# Entries from a dataset
....

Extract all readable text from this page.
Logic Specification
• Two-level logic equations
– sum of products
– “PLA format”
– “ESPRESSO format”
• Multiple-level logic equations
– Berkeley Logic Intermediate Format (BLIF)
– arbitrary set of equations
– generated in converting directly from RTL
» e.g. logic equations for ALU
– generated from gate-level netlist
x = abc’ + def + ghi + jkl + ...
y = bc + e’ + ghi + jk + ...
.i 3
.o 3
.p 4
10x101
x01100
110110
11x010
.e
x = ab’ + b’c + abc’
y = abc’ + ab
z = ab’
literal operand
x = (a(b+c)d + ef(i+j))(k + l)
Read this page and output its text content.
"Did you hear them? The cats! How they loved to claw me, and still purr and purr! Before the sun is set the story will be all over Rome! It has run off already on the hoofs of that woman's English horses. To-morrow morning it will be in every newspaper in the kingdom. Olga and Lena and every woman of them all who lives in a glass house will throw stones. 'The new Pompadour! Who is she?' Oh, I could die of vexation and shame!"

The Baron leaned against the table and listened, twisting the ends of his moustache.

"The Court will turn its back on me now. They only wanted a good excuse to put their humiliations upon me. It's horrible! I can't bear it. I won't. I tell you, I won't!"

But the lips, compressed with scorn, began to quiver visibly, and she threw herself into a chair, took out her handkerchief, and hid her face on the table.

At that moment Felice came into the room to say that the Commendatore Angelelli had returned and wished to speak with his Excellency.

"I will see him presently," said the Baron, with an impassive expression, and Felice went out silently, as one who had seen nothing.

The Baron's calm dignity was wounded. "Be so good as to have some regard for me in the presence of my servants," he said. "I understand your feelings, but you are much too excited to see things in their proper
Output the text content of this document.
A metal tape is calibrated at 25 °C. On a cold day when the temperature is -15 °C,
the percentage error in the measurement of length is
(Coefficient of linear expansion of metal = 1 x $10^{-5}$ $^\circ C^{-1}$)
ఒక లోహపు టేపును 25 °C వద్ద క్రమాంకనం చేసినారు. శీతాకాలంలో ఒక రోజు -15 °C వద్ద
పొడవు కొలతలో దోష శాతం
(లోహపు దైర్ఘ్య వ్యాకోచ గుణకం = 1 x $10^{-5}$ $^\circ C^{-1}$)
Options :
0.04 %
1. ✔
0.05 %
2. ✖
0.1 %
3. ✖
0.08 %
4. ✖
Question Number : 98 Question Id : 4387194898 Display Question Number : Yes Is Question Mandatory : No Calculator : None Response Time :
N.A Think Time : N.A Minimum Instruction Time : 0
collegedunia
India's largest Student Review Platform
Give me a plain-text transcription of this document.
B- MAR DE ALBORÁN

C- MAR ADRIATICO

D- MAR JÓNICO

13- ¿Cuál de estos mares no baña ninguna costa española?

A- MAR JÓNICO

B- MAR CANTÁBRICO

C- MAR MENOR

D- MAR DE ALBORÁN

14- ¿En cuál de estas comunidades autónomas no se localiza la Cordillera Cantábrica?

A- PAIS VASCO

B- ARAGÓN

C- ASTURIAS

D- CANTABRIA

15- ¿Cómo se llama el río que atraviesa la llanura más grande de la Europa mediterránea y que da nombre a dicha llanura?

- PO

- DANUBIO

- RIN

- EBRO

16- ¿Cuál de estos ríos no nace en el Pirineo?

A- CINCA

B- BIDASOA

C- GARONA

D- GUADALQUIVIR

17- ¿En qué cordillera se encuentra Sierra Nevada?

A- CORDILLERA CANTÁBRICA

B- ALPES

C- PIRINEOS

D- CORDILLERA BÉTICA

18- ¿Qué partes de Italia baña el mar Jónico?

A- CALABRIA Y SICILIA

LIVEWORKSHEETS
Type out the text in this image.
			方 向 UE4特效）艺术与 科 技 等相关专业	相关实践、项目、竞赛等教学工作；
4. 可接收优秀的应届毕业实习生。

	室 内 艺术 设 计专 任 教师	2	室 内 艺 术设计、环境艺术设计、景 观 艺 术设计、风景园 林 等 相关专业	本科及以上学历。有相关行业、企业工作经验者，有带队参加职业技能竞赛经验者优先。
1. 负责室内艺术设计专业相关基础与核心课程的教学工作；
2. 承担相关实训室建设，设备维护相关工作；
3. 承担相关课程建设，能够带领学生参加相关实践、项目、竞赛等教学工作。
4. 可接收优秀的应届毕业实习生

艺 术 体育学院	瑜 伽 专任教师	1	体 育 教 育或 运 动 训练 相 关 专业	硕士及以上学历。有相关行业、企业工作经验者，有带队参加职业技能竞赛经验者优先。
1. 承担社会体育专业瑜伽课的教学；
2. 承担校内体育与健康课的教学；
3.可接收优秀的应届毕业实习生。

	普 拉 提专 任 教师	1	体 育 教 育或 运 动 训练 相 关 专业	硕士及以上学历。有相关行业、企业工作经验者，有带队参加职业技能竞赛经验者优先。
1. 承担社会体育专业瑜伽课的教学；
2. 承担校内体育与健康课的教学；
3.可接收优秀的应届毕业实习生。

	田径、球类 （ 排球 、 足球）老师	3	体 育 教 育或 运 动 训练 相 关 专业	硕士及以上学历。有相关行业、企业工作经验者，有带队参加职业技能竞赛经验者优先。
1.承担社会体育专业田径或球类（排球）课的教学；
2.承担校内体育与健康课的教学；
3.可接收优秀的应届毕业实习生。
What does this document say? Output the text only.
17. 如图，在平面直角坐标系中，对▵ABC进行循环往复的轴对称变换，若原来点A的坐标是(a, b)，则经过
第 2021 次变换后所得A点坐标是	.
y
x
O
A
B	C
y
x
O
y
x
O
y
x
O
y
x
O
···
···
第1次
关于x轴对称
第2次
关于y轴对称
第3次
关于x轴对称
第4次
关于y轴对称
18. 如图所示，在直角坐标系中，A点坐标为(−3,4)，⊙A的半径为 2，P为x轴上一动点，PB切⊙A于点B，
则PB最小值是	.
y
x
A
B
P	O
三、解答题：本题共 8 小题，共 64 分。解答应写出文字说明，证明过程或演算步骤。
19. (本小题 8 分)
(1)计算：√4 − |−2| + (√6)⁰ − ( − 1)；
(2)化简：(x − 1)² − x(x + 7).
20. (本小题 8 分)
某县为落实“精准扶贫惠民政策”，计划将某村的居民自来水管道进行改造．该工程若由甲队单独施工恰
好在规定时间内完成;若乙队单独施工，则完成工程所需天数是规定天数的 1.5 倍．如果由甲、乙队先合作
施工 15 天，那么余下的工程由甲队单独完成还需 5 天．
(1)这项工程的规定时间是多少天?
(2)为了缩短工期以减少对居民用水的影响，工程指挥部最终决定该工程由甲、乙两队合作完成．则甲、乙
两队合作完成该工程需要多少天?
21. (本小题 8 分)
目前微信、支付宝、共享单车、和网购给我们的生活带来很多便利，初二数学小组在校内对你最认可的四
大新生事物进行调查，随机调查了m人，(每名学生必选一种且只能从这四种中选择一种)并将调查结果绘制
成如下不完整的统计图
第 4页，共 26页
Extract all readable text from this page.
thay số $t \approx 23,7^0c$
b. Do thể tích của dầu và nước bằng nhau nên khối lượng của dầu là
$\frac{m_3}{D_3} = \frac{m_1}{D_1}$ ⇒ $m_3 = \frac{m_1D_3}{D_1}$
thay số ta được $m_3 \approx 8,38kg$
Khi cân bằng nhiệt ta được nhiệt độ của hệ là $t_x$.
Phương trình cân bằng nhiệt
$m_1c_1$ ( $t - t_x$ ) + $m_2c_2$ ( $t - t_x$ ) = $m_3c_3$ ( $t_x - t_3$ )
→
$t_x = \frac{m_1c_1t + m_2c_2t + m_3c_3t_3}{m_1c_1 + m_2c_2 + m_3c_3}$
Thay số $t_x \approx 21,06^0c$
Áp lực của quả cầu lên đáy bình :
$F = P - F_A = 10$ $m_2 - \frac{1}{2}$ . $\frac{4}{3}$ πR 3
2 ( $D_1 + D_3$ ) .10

....

Where a line of the data holds "estos", show that line.

# Exercise result
13- ¿Cuál de estos mares no baña ninguna costa española?
16- ¿Cuál de estos ríos no nace en el Pirineo?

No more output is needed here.